* BEGIN *

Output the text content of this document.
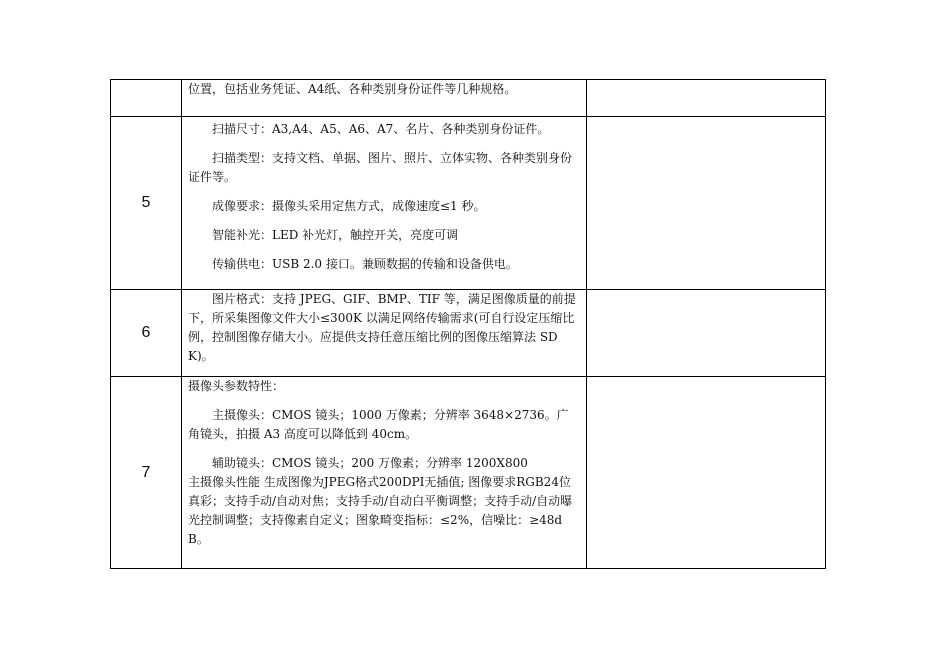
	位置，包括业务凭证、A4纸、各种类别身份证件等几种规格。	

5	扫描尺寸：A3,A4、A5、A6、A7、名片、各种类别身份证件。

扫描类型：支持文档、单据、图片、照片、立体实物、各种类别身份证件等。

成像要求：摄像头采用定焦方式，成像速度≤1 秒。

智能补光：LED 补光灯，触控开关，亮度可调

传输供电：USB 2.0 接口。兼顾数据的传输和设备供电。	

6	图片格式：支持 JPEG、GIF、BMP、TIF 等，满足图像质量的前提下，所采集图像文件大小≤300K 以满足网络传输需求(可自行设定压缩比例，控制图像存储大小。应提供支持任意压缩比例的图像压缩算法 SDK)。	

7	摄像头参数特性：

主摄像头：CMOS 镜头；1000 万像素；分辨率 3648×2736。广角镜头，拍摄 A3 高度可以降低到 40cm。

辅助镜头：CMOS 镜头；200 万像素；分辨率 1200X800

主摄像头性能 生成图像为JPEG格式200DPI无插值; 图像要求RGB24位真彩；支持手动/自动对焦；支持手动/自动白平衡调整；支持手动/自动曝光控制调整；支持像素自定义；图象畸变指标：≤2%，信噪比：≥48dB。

* END *

**BRIEF**
Omit any images, then output the listing exactly.

**FINISHED ANSWER**
Output the text content of this document.
	位置，包括业务凭证、A4纸、各种类别身份证件等几种规格。	

5	扫描尺寸：A3,A4、A5、A6、A7、名片、各种类别身份证件。

扫描类型：支持文档、单据、图片、照片、立体实物、各种类别身份证件等。

成像要求：摄像头采用定焦方式，成像速度≤1 秒。

智能补光：LED 补光灯，触控开关，亮度可调

传输供电：USB 2.0 接口。兼顾数据的传输和设备供电。	

6	图片格式：支持 JPEG、GIF、BMP、TIF 等，满足图像质量的前提下，所采集图像文件大小≤300K 以满足网络传输需求(可自行设定压缩比例，控制图像存储大小。应提供支持任意压缩比例的图像压缩算法 SDK)。	

7	摄像头参数特性：

主摄像头：CMOS 镜头；1000 万像素；分辨率 3648×2736。广角镜头，拍摄 A3 高度可以降低到 40cm。

辅助镜头：CMOS 镜头；200 万像素；分辨率 1200X800

主摄像头性能 生成图像为JPEG格式200DPI无插值; 图像要求RGB24位真彩；支持手动/自动对焦；支持手动/自动白平衡调整；支持手动/自动曝光控制调整；支持像素自定义；图象畸变指标：≤2%，信噪比：≥48dB。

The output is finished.